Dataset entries
· · · · ·
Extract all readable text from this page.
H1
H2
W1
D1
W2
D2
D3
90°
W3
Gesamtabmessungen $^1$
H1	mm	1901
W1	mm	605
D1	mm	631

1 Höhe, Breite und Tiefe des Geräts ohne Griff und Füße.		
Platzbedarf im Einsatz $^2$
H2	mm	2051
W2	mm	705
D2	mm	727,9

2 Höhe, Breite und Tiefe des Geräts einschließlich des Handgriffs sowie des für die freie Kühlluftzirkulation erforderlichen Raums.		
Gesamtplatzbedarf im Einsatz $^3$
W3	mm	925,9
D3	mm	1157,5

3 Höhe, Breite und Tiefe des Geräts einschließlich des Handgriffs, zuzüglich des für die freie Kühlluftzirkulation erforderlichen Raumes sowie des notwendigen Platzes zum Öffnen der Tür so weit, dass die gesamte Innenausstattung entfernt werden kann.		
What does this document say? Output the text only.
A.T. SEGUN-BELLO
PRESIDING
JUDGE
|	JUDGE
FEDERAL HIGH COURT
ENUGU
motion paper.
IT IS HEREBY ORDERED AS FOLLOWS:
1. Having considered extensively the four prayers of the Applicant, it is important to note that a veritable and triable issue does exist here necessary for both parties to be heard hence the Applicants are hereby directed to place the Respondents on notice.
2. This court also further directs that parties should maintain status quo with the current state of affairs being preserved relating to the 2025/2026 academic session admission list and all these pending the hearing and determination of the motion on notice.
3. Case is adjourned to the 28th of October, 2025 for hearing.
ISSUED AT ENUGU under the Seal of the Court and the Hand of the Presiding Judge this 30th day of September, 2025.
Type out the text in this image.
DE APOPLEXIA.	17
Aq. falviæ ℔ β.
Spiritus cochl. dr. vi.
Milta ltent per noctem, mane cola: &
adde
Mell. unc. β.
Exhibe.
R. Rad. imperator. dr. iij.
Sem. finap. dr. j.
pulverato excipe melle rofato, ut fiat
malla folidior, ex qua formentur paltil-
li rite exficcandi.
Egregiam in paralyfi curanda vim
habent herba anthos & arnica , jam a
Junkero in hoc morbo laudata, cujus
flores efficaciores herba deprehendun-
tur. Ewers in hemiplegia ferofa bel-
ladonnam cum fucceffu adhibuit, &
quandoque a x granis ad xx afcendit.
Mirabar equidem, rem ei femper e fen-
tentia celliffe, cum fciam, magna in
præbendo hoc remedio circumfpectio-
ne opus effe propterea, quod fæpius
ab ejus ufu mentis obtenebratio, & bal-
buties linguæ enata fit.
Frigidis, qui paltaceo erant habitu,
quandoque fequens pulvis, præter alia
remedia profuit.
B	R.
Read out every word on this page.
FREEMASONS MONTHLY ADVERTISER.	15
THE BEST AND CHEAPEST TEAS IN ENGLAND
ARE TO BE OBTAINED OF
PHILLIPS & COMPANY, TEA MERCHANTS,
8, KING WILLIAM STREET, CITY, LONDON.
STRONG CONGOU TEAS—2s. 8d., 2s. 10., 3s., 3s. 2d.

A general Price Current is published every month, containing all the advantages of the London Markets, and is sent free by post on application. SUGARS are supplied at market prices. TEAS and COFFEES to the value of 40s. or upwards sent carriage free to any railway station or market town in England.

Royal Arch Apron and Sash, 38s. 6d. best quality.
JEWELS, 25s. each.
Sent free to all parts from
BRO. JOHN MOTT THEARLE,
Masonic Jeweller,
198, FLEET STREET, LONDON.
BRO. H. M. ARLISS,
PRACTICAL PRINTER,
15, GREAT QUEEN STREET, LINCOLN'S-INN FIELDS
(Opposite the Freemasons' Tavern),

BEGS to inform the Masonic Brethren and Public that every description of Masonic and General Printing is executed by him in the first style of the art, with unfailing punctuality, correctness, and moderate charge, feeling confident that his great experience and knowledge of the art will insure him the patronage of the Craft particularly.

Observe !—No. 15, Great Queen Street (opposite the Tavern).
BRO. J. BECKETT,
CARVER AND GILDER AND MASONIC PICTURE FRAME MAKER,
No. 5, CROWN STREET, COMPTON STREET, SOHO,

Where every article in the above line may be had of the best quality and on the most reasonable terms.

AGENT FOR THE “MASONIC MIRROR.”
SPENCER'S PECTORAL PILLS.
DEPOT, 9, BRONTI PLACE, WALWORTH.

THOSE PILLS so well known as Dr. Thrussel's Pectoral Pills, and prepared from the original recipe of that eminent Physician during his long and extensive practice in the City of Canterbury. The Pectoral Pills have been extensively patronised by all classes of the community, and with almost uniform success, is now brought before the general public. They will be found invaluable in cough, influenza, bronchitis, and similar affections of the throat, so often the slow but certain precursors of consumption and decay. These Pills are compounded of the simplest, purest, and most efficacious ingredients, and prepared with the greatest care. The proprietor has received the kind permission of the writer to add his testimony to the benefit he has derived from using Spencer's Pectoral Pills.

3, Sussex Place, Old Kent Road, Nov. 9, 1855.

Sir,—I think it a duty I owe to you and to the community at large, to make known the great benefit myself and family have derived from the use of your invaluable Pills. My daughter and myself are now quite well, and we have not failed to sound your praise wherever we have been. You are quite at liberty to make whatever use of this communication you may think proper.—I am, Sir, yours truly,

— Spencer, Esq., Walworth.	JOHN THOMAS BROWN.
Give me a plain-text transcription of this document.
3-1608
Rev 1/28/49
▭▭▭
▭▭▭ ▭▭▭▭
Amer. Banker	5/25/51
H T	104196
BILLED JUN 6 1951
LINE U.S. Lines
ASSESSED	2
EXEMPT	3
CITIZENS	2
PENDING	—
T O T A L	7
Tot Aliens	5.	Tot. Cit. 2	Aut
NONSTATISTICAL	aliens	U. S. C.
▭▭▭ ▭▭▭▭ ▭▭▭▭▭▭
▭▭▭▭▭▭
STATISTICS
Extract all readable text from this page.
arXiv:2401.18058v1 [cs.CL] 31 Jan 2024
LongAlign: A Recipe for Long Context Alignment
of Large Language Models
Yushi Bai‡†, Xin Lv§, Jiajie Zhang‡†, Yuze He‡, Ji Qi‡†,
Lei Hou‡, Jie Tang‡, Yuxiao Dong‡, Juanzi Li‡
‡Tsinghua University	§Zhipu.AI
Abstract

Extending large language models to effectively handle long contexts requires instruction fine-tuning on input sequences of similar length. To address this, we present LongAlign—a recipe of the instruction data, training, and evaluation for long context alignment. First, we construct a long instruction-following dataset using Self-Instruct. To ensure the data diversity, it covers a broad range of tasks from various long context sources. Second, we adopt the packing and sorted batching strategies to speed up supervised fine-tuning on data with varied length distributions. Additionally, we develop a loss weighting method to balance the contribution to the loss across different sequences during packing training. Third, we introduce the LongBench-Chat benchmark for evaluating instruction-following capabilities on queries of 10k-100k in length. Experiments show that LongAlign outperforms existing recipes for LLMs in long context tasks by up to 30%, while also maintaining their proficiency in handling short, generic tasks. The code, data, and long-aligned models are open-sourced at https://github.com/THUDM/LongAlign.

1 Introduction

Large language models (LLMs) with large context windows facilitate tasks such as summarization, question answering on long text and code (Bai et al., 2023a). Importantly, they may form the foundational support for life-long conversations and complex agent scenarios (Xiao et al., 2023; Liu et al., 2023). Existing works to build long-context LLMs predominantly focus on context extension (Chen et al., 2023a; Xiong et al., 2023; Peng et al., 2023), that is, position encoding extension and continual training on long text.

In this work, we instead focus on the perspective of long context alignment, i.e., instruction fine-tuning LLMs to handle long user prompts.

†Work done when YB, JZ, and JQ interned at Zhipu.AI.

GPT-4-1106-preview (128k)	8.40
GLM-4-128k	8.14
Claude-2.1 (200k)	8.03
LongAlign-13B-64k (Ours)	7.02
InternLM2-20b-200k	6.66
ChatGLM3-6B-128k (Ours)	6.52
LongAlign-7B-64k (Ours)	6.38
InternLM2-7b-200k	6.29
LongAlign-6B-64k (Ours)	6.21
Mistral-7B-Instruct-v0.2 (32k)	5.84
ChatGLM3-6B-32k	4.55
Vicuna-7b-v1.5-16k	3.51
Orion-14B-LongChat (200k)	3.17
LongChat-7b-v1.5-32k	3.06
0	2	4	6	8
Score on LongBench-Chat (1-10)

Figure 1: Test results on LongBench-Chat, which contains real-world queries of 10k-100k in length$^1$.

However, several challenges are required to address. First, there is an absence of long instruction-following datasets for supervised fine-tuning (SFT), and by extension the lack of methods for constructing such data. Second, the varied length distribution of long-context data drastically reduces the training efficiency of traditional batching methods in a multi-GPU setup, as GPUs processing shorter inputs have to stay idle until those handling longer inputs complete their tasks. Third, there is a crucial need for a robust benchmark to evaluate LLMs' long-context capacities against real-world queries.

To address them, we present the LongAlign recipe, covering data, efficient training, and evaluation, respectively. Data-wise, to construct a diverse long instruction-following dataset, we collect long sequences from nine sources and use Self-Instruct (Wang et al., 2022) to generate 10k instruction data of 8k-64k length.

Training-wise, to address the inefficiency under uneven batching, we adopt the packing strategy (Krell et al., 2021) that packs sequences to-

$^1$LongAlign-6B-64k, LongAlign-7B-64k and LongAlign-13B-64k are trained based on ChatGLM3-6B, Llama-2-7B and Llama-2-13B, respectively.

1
· · · · ·
**WRITTEN TASK**
Gather up the lines that contain the word "quandoque".

**OUTPUT OF THE TASK**
quandoque a x granis ad xx afcendit.
quandoque fequens pulvis, præter alia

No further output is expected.